╭─ Testo estratto

“Futura umanità”

Volontari e mi­granti, studiosi e donne ribel­li, precari e gente sfruttata del ter­zo mondo. E alla fine, da qui è partita la Caro­vana Antimafie interna­zionale…

Seminari, workshop, assemblee, mini e grandi cortei, organizzazioni cene, riunio­ni di delegazione, incontri, birre not­turne: tante sono state le occa­sioni per ri­trovarsi, incontrarsi e co­noscere altra gente durante la set­timana tra­scorsa tra il campus univer­sitario di Al Manar 1 dove si è svolto il forum e l’avenue Bour­guiba, luogo di riferi­mento per i militanti “notturni” e per l’avvio della manifesta­zioni di apertura e di chiusura dell’edizio­ne 2013 del FSM.

Un forum in cui si è respirata un’aria diversa, che dieci anni fa nessuno avrebbe immaginato potesse svolgersi nel Maghreb, in Tunisia, e che appena due mesi fa, dopo l’assassinio di Chokri Be­laid, in molti temevano che non si riuscis­se più a organizzare.

Ma il coraggio, l’impegno e la determi­nazione sono stati più grandi della paura e il progetto è stato portato avanti, pur lavorando in condizio­ni di difficoltà e con meno fondi del soli­to e del necessario.

╰─
╭─ Dati estratti

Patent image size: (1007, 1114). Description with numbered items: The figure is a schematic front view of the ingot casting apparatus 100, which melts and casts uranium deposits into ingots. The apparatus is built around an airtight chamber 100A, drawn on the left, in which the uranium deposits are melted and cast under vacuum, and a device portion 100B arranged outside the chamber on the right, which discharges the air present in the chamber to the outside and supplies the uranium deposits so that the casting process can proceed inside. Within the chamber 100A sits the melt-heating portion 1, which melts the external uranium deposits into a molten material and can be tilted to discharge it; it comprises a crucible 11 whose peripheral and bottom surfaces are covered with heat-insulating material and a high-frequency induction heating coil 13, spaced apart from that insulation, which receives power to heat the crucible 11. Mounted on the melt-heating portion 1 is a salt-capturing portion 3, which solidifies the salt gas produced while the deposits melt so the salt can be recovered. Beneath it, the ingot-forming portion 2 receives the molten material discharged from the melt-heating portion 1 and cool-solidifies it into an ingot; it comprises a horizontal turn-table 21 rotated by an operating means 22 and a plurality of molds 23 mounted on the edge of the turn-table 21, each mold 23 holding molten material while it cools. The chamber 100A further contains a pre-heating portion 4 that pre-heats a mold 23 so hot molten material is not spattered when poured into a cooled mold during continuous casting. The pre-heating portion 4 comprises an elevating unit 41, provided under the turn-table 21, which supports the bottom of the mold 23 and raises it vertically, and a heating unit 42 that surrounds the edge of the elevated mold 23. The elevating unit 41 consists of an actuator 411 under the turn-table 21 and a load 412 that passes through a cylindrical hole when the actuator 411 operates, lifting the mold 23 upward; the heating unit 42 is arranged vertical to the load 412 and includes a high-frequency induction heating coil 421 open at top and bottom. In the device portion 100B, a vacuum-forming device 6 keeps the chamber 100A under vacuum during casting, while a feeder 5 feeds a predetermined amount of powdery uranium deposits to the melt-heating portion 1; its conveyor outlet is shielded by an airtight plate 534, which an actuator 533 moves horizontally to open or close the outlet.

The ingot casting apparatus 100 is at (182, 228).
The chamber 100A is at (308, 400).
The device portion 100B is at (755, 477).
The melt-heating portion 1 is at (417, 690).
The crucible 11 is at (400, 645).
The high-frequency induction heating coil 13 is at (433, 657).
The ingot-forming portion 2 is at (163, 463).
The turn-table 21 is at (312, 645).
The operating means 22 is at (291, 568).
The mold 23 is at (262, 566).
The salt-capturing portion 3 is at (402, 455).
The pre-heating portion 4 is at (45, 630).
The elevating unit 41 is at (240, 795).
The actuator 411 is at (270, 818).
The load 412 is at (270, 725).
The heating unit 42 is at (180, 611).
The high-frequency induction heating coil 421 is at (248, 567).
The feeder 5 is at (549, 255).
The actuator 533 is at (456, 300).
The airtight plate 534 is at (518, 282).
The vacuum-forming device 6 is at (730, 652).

╰─

## [Cosa fare]
Riporta per intero il testo «Futura umanità», senza cambiare nulla.

## [Soluzione esercizio]
“Futura umanità”

Volontari e mi­granti, studiosi e donne ribel­li, precari e gente sfruttata del ter­zo mondo. E alla fine, da qui è partita la Caro­vana Antimafie interna­zionale…

Seminari, workshop, assemblee, mini e grandi cortei, organizzazioni cene, riunio­ni di delegazione, incontri, birre not­turne: tante sono state le occa­sioni per ri­trovarsi, incontrarsi e co­noscere altra gente durante la set­timana tra­scorsa tra il campus univer­sitario di Al Manar 1 dove si è svolto il forum e l’avenue Bour­guiba, luogo di riferi­mento per i militanti “notturni” e per l’avvio della manifesta­zioni di apertura e di chiusura dell’edizio­ne 2013 del FSM.

Un forum in cui si è respirata un’aria diversa, che dieci anni fa nessuno avrebbe immaginato potesse svolgersi nel Maghreb, in Tunisia, e che appena due mesi fa, dopo l’assassinio di Chokri Be­laid, in molti temevano che non si riuscis­se più a organizzare.

Ma il coraggio, l’impegno e la determi­nazione sono stati più grandi della paura e il progetto è stato portato avanti, pur lavorando in condizio­ni di difficoltà e con meno fondi del soli­to e del necessario.